RECORD EXCERPTS:
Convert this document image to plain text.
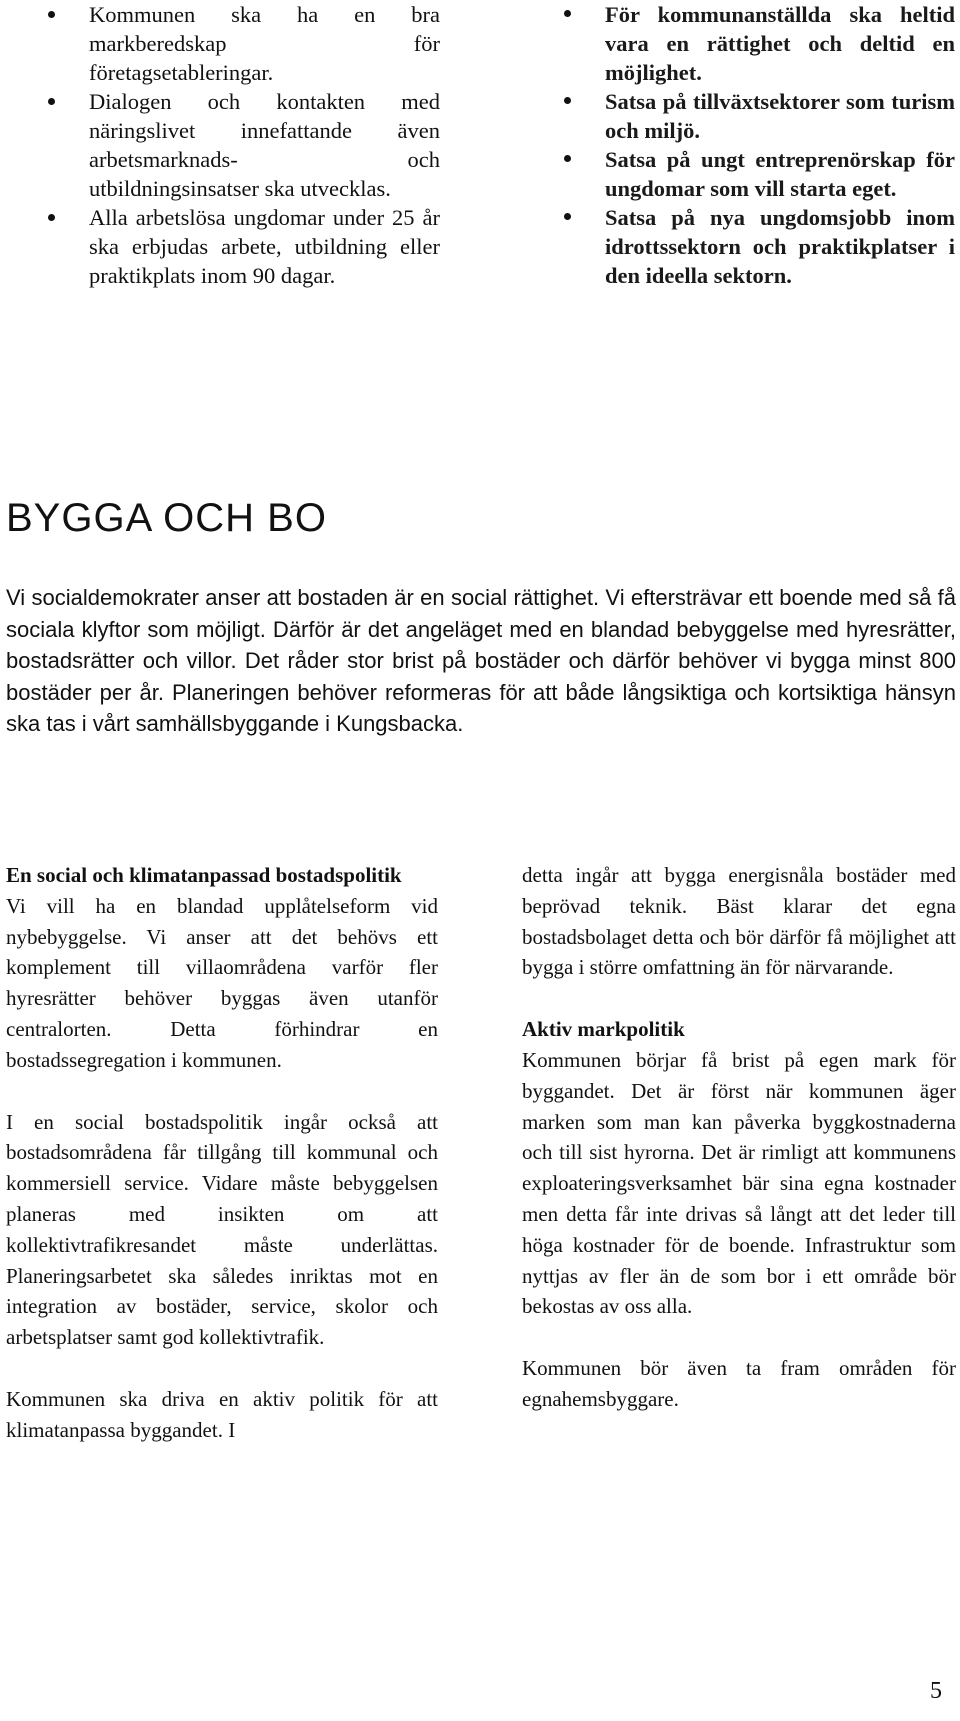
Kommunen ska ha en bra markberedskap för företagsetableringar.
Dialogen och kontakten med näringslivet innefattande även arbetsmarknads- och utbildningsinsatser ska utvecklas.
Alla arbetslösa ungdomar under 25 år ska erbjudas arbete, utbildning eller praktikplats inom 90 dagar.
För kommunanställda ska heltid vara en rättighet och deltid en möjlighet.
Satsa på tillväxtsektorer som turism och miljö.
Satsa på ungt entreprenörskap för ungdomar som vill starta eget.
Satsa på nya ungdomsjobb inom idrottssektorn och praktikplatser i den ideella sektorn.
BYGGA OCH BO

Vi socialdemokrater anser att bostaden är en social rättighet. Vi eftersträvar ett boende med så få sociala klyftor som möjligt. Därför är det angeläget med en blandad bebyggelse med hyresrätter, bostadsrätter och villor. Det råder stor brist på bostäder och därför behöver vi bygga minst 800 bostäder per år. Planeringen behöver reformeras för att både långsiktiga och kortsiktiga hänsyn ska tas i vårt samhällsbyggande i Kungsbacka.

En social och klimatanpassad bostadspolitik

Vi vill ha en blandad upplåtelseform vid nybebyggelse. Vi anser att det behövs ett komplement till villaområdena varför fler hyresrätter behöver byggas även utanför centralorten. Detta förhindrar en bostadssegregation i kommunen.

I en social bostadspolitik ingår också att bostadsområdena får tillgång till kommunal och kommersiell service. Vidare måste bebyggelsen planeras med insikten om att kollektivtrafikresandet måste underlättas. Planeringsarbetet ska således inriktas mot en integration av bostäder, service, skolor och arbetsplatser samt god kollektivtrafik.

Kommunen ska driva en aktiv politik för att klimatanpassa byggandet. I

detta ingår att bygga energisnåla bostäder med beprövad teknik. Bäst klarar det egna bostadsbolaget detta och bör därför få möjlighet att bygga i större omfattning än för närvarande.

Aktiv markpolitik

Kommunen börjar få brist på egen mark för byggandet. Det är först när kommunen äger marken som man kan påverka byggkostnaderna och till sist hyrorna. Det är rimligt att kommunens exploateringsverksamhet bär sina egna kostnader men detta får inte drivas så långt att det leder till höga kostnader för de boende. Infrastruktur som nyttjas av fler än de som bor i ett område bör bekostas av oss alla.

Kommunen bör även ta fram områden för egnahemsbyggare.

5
==
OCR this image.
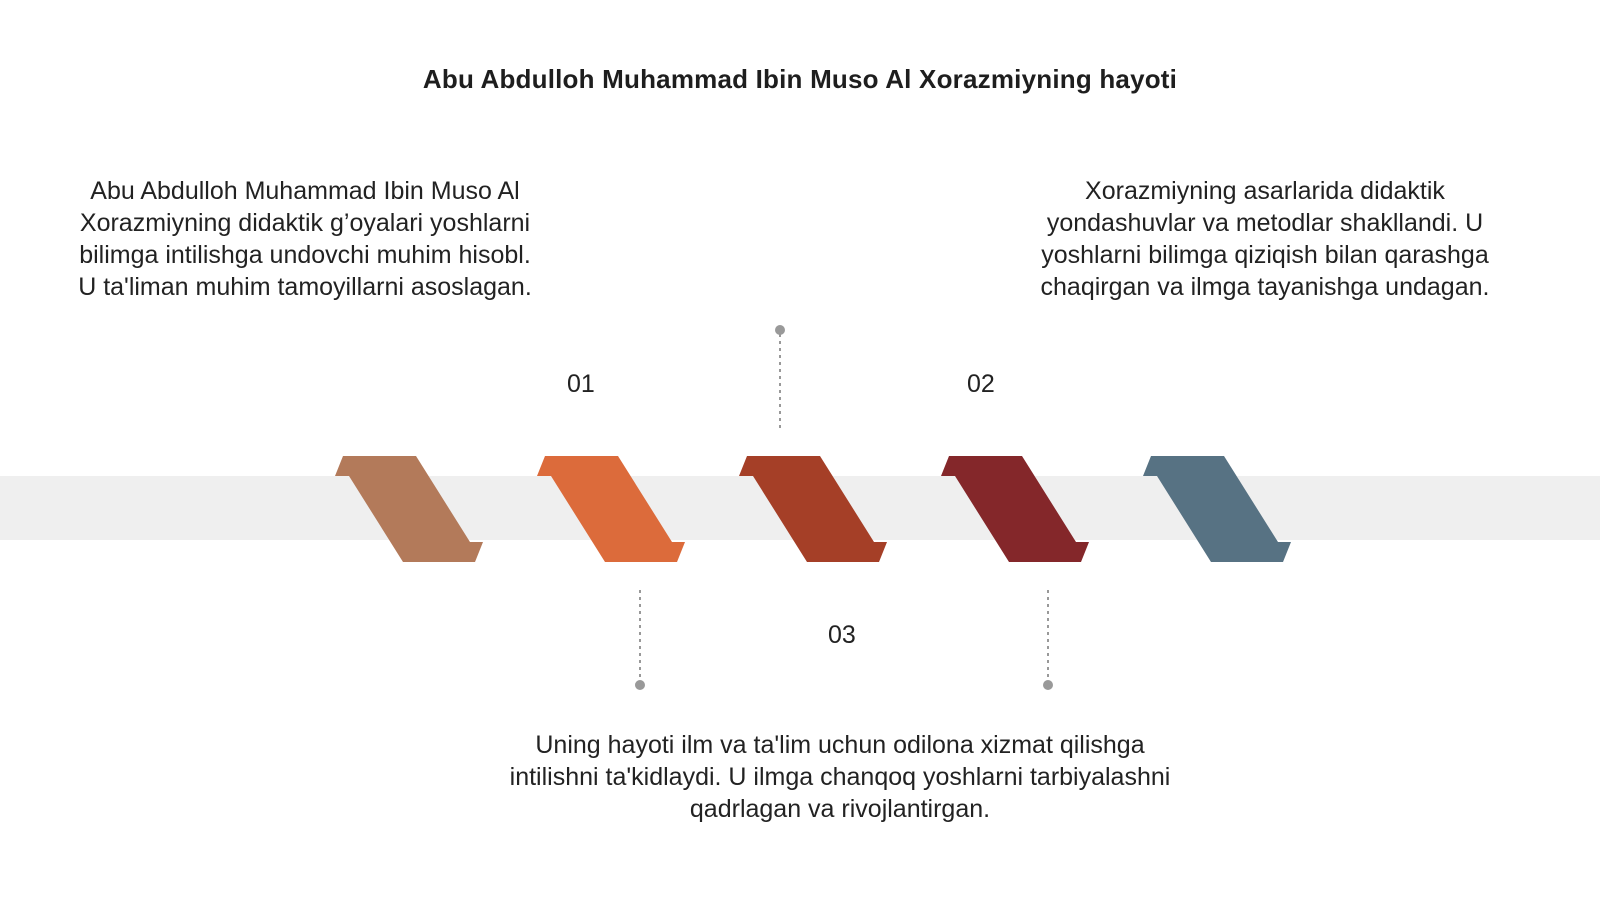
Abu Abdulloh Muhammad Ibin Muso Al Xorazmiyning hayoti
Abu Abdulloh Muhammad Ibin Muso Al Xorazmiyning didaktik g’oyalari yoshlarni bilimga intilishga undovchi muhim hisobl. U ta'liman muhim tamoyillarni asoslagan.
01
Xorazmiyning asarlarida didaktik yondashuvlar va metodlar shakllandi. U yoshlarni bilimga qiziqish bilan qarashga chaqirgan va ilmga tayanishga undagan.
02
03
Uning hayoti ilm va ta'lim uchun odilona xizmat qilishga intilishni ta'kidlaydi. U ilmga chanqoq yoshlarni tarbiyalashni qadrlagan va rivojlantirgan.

DIRECTION:
Gather all lines of the records that include the word "Satsa".

ANSWER TO THE TASK:
Satsa på tillväxtsektorer som turism och miljö.
Satsa på ungt entreprenörskap för ungdomar som vill starta eget.
Satsa på nya ungdomsjobb inom idrottssektorn och praktikplatser i den ideella sektorn.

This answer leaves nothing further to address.